Filter the records below down to lines containing "angles".

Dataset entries
┌──

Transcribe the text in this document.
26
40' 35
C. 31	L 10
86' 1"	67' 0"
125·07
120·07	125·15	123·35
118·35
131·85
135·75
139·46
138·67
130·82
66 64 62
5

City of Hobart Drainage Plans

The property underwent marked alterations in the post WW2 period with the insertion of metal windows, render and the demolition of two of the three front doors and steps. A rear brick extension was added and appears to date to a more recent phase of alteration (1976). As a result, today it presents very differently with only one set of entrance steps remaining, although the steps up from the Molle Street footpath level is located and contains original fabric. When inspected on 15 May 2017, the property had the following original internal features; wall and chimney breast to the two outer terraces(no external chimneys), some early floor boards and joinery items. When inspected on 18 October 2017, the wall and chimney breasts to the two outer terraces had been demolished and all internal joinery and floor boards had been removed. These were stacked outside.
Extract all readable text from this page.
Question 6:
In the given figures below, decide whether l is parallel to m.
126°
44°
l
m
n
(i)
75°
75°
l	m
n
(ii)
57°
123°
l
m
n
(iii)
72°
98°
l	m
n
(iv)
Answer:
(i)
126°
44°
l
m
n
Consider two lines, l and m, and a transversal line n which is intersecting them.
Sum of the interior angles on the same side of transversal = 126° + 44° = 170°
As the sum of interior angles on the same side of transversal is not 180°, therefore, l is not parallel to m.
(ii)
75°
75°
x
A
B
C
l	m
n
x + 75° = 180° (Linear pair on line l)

└──
┌──

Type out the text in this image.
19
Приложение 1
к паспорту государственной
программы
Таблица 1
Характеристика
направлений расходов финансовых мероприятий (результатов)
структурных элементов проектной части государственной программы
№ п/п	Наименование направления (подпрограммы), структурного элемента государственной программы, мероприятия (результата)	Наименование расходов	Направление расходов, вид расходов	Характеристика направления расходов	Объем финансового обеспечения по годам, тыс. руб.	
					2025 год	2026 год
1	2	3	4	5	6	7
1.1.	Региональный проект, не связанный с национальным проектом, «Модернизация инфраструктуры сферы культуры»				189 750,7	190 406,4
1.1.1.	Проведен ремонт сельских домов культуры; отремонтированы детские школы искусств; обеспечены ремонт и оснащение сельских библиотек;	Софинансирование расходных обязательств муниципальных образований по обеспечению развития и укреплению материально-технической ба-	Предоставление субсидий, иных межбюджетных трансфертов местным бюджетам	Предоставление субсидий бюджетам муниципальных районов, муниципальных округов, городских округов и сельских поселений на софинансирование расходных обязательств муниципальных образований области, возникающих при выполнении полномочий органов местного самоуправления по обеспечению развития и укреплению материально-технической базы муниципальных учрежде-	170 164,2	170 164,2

└──

Expected output:
Sum of the interior angles on the same side of transversal = 126° + 44° = 170°
As the sum of interior angles on the same side of transversal is not 180°, therefore, l is not parallel to m.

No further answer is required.